# Consigne 1:
Recopiez à l'identique les lignes des enregistrements, en commençant au début de ceux-ci et en terminant à la ligne qui contient "annotation: 99% (962, 254, 1006, 278)", les deux extrémités comprises.

# Page:
★ ★ ★ ★ ★
Charlemagne fait référence au roi Josias, qui s’efforça de ramener ses sujets au culte du vrai Dieu.
Louis « le Pieux » se fit sacrer lui aussi par le pape, qui ne manqua pas de montrer qu’il disposait de l’autorité légitimant le pouvoir impérial, en apportant un diadème qui aurait appartenu à l’empereur Constantin.
Mais, à sa mort en 840, l’empire éclata entre ses trois fils & Charles « le Chauve » obtint la Francie occidentale, qui deviendra notre France.
Cela a aussi amené les grands du royaume à donner à la monarchie française une autorité contractuelle, passé entre les Grands & n’associant le roi qu’après son adhésion au contrat défini par ces même Grands ; celui-ci sera renouvelé à chaque sacre.
★ ★ ★ ★ ★
# Enregistrements fournis:
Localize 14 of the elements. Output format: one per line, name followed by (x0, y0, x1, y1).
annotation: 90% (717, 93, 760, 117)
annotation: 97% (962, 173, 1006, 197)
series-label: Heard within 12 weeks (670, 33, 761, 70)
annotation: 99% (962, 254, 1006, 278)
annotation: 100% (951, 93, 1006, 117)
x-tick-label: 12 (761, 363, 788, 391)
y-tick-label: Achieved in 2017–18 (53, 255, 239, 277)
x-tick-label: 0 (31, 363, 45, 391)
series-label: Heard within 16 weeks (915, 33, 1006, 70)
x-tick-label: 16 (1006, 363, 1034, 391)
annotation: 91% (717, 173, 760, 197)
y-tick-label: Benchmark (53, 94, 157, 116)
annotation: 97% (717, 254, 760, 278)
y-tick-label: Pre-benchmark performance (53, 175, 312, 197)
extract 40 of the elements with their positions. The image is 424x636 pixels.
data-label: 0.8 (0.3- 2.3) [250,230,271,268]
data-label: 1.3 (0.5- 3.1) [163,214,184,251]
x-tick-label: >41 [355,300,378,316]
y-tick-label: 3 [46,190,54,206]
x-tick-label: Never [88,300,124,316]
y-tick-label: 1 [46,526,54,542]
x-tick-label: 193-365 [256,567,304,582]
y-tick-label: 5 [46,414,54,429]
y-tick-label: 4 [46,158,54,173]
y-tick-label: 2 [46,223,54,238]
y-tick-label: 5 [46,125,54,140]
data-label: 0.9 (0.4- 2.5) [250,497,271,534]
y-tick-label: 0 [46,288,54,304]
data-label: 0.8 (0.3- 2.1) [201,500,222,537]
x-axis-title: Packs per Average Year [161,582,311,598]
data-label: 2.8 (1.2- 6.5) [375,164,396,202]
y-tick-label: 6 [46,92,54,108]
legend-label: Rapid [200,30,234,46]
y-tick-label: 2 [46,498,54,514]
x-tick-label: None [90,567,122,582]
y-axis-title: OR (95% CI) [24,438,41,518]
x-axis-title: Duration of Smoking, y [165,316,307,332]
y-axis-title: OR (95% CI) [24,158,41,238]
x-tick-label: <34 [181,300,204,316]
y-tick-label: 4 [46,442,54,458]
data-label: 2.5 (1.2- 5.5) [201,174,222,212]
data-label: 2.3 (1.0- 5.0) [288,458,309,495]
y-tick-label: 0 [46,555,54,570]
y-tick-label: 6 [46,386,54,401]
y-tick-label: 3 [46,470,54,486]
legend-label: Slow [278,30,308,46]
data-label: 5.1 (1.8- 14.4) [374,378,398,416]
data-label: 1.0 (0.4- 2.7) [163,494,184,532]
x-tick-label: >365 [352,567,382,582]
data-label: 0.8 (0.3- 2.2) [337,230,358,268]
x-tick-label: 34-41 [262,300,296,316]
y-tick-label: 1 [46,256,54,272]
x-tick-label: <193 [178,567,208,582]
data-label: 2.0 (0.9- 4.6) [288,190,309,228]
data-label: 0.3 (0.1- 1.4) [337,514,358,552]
★ ★ ★ ★ ★
# Consigne 2:
Pour le texte sur Charlemagne et ses successeurs, dites si chaque affirmation est conforme au texte (oui ou non), en citant les mots décisifs tels quels : (a) Charles « le Chauve » reçut la Francie occidentale ; (b) Louis « le Pieux » fut sacré par un archevêque ; (c) à la mort de Louis « le Pieux », l'empire fut partagé entre deux fils.

# Réponse 1:
Localize 14 of the elements. Output format: one per line, name followed by (x0, y0, x1, y1).
annotation: 90% (717, 93, 760, 117)
annotation: 97% (962, 173, 1006, 197)
series-label: Heard within 12 weeks (670, 33, 761, 70)
annotation: 99% (962, 254, 1006, 278)

# Réponse 2:
(a) Oui : “Charles « le Chauve » obtint la Francie occidentale”.
(b) Non : “se fit sacrer lui aussi par le pape”.
(c) Non : “l’empire éclata entre ses trois fils”.